───── INFORMATION SHOWN

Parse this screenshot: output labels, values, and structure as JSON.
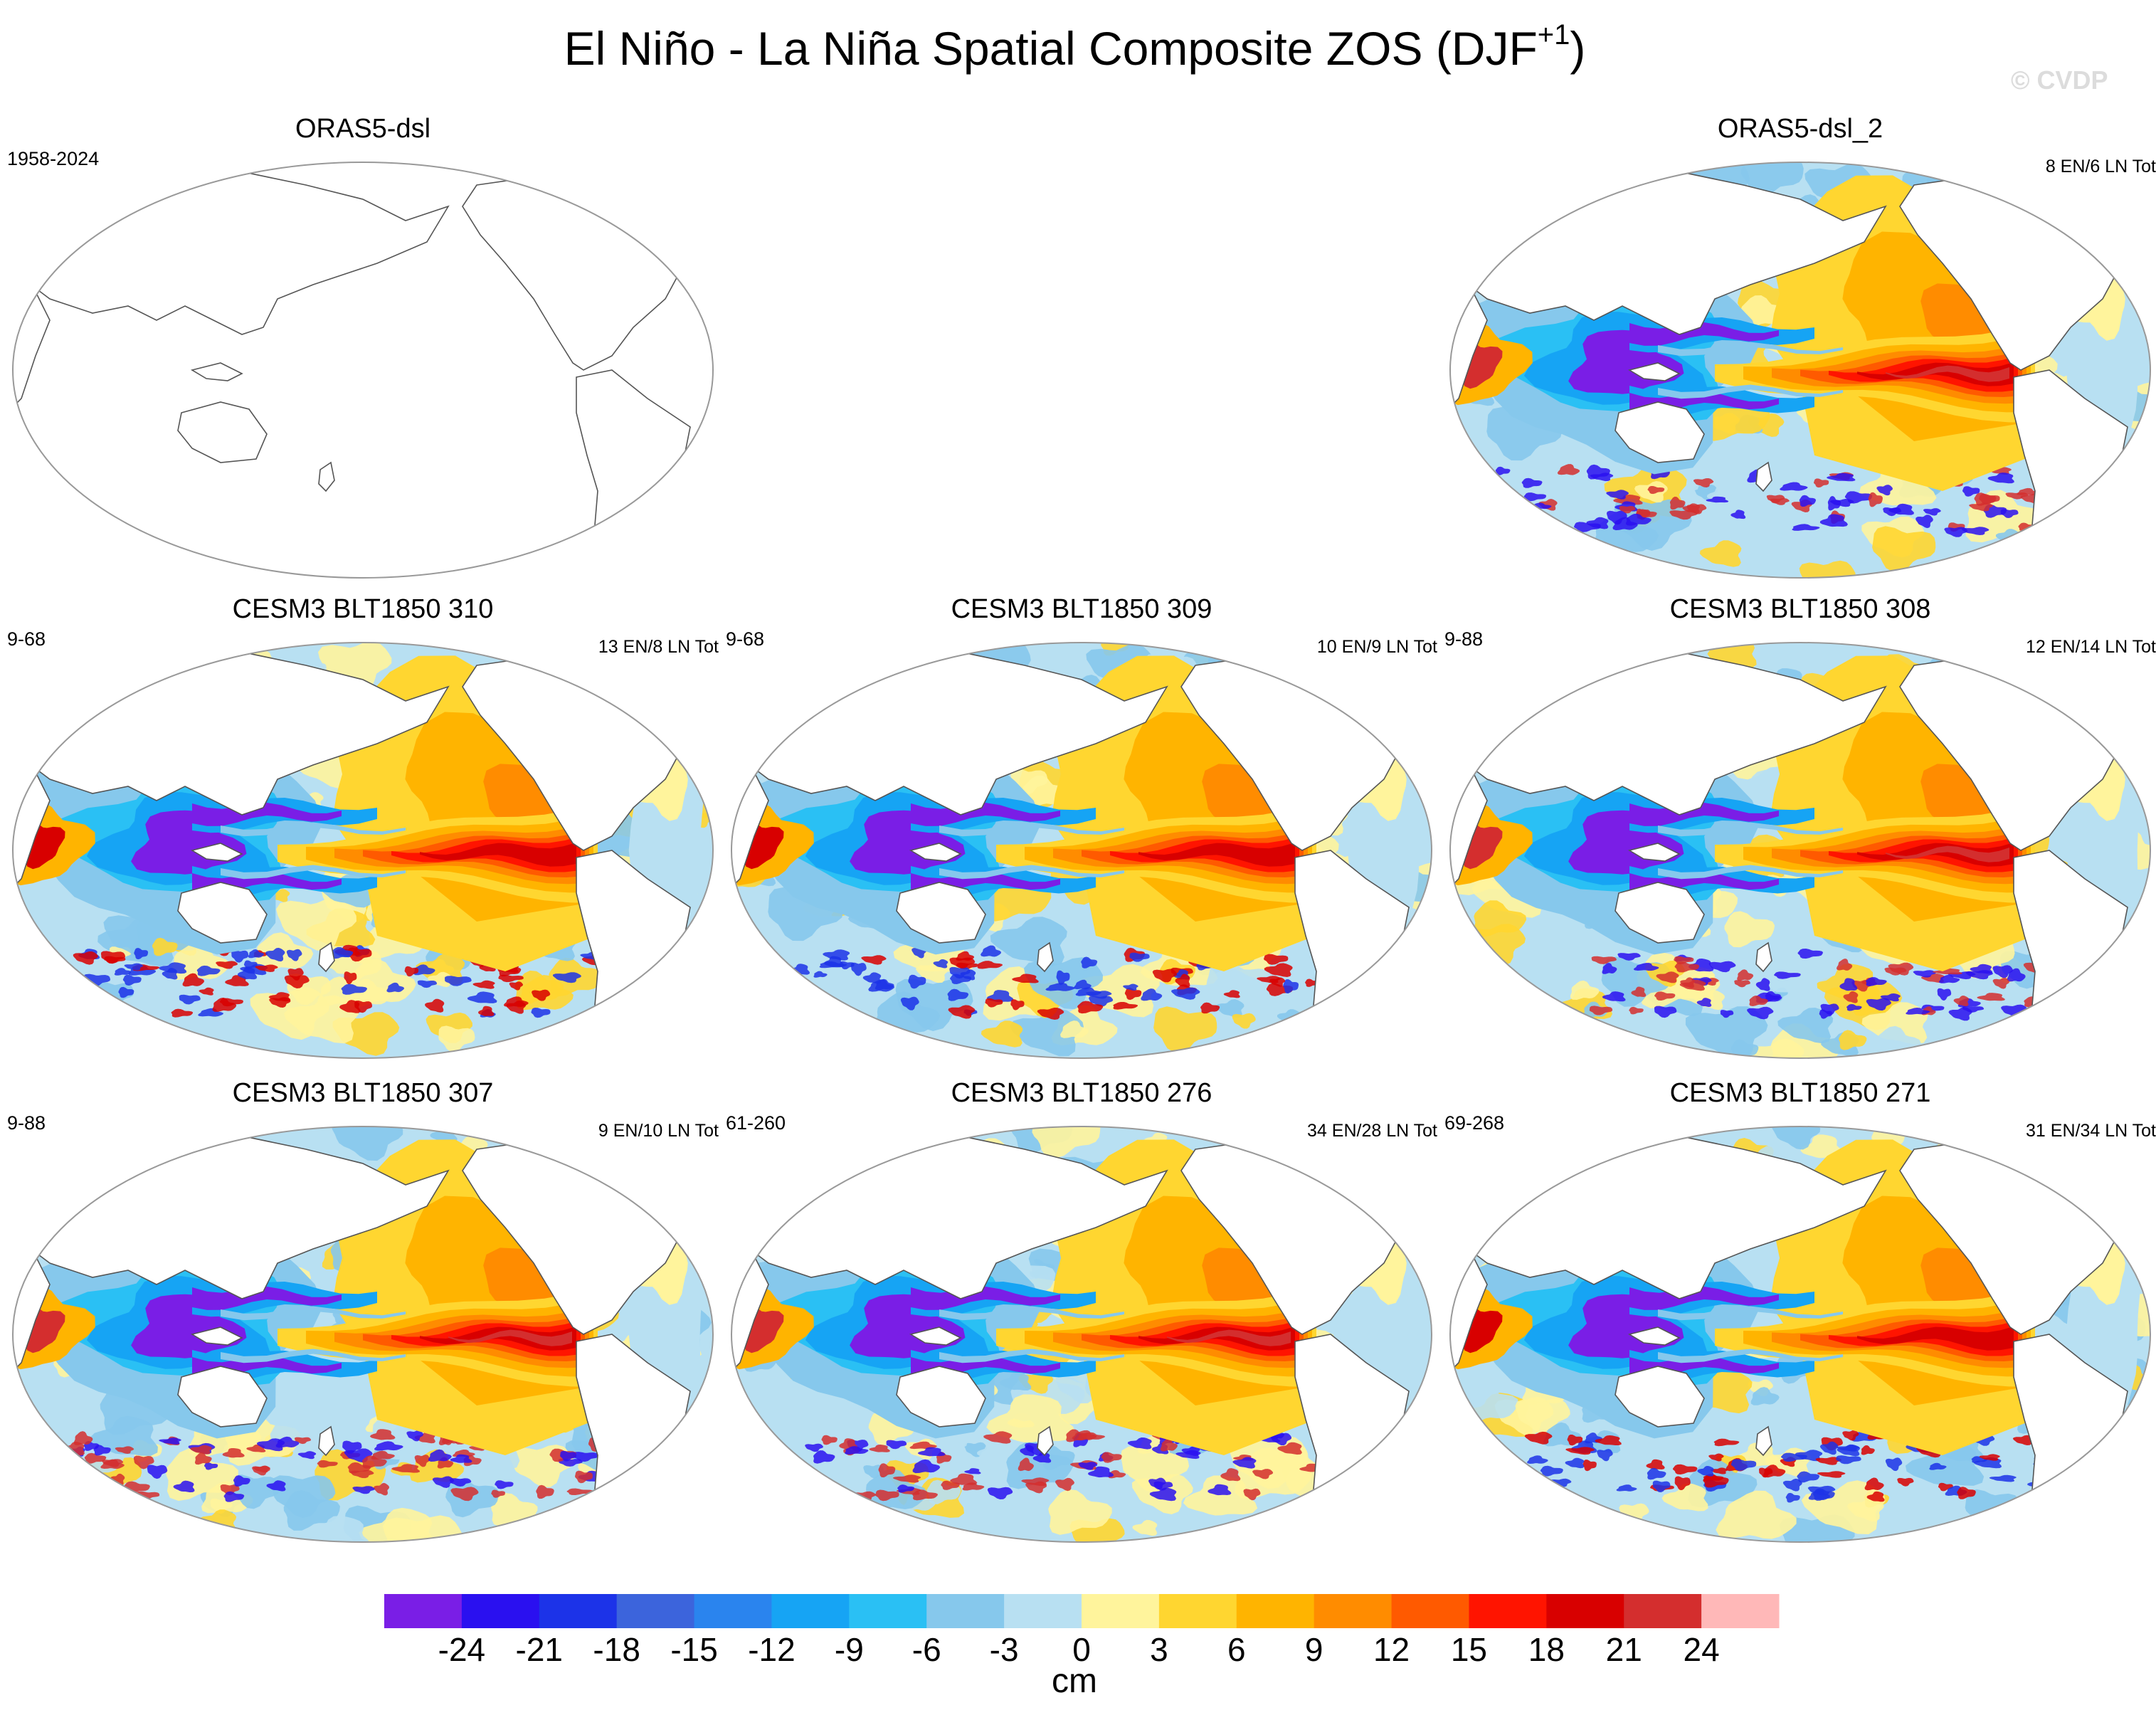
{
  "title": "El Niño - La Niña Spatial Composite ZOS (DJF",
  "title_sup": "+1",
  "title_close": ")",
  "watermark": "© CVDP",
  "colors": {
    "land": "#ffffff",
    "coast": "#555555",
    "map_outline": "#999999"
  },
  "chart_data": {
    "type": "heatmap",
    "projection": "Robinson, Pacific-centered",
    "panels": [
      {
        "name": "ORAS5-dsl",
        "years": "1958-2024",
        "counts": "",
        "has_data": false,
        "strength": 0
      },
      {
        "name": "ORAS5-dsl_2",
        "years": "",
        "counts": "8 EN/6 LN Tot",
        "has_data": true,
        "strength": 1.0
      },
      {
        "name": "CESM3 BLT1850 310",
        "years": "9-68",
        "counts": "13 EN/8 LN Tot",
        "has_data": true,
        "strength": 0.85
      },
      {
        "name": "CESM3 BLT1850 309",
        "years": "9-68",
        "counts": "10 EN/9 LN Tot",
        "has_data": true,
        "strength": 0.8
      },
      {
        "name": "CESM3 BLT1850 308",
        "years": "9-88",
        "counts": "12 EN/14 LN Tot",
        "has_data": true,
        "strength": 0.95
      },
      {
        "name": "CESM3 BLT1850 307",
        "years": "9-88",
        "counts": "9 EN/10 LN Tot",
        "has_data": true,
        "strength": 0.95
      },
      {
        "name": "CESM3 BLT1850 276",
        "years": "61-260",
        "counts": "34 EN/28 LN Tot",
        "has_data": true,
        "strength": 0.9
      },
      {
        "name": "CESM3 BLT1850 271",
        "years": "69-268",
        "counts": "31 EN/34 LN Tot",
        "has_data": true,
        "strength": 0.85
      }
    ],
    "colorbar": {
      "units": "cm",
      "tick_labels": [
        "-24",
        "-21",
        "-18",
        "-15",
        "-12",
        "-9",
        "-6",
        "-3",
        "0",
        "3",
        "6",
        "9",
        "12",
        "15",
        "18",
        "21",
        "24"
      ],
      "colors": [
        "#7a1ee6",
        "#2a10f0",
        "#1c33e8",
        "#3c64dc",
        "#2a84ee",
        "#16a4f4",
        "#2ac0f4",
        "#86c8ec",
        "#b8e0f2",
        "#fff49c",
        "#ffd630",
        "#ffb400",
        "#ff8c00",
        "#ff5a00",
        "#ff1400",
        "#d80000",
        "#d42e2e",
        "#ffb8b8"
      ]
    }
  }
}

──────────

DESCRIPTION OF THE TASK:
Leave out the pictures and repeat everything else in the records exactly.

PROBLEM SOLUTION:
Parse this screenshot: output labels, values, and structure as JSON.
{
  "title": "El Niño - La Niña Spatial Composite ZOS (DJF",
  "title_sup": "+1",
  "title_close": ")",
  "watermark": "© CVDP",
  "colors": {
    "land": "#ffffff",
    "coast": "#555555",
    "map_outline": "#999999"
  },
  "chart_data": {
    "type": "heatmap",
    "projection": "Robinson, Pacific-centered",
    "panels": [
      {
        "name": "ORAS5-dsl",
        "years": "1958-2024",
        "counts": "",
        "has_data": false,
        "strength": 0
      },
      {
        "name": "ORAS5-dsl_2",
        "years": "",
        "counts": "8 EN/6 LN Tot",
        "has_data": true,
        "strength": 1.0
      },
      {
        "name": "CESM3 BLT1850 310",
        "years": "9-68",
        "counts": "13 EN/8 LN Tot",
        "has_data": true,
        "strength": 0.85
      },
      {
        "name": "CESM3 BLT1850 309",
        "years": "9-68",
        "counts": "10 EN/9 LN Tot",
        "has_data": true,
        "strength": 0.8
      },
      {
        "name": "CESM3 BLT1850 308",
        "years": "9-88",
        "counts": "12 EN/14 LN Tot",
        "has_data": true,
        "strength": 0.95
      },
      {
        "name": "CESM3 BLT1850 307",
        "years": "9-88",
        "counts": "9 EN/10 LN Tot",
        "has_data": true,
        "strength": 0.95
      },
      {
        "name": "CESM3 BLT1850 276",
        "years": "61-260",
        "counts": "34 EN/28 LN Tot",
        "has_data": true,
        "strength": 0.9
      },
      {
        "name": "CESM3 BLT1850 271",
        "years": "69-268",
        "counts": "31 EN/34 LN Tot",
        "has_data": true,
        "strength": 0.85
      }
    ],
    "colorbar": {
      "units": "cm",
      "tick_labels": [
        "-24",
        "-21",
        "-18",
        "-15",
        "-12",
        "-9",
        "-6",
        "-3",
        "0",
        "3",
        "6",
        "9",
        "12",
        "15",
        "18",
        "21",
        "24"
      ],
      "colors": [
        "#7a1ee6",
        "#2a10f0",
        "#1c33e8",
        "#3c64dc",
        "#2a84ee",
        "#16a4f4",
        "#2ac0f4",
        "#86c8ec",
        "#b8e0f2",
        "#fff49c",
        "#ffd630",
        "#ffb400",
        "#ff8c00",
        "#ff5a00",
        "#ff1400",
        "#d80000",
        "#d42e2e",
        "#ffb8b8"
      ]
    }
  }
}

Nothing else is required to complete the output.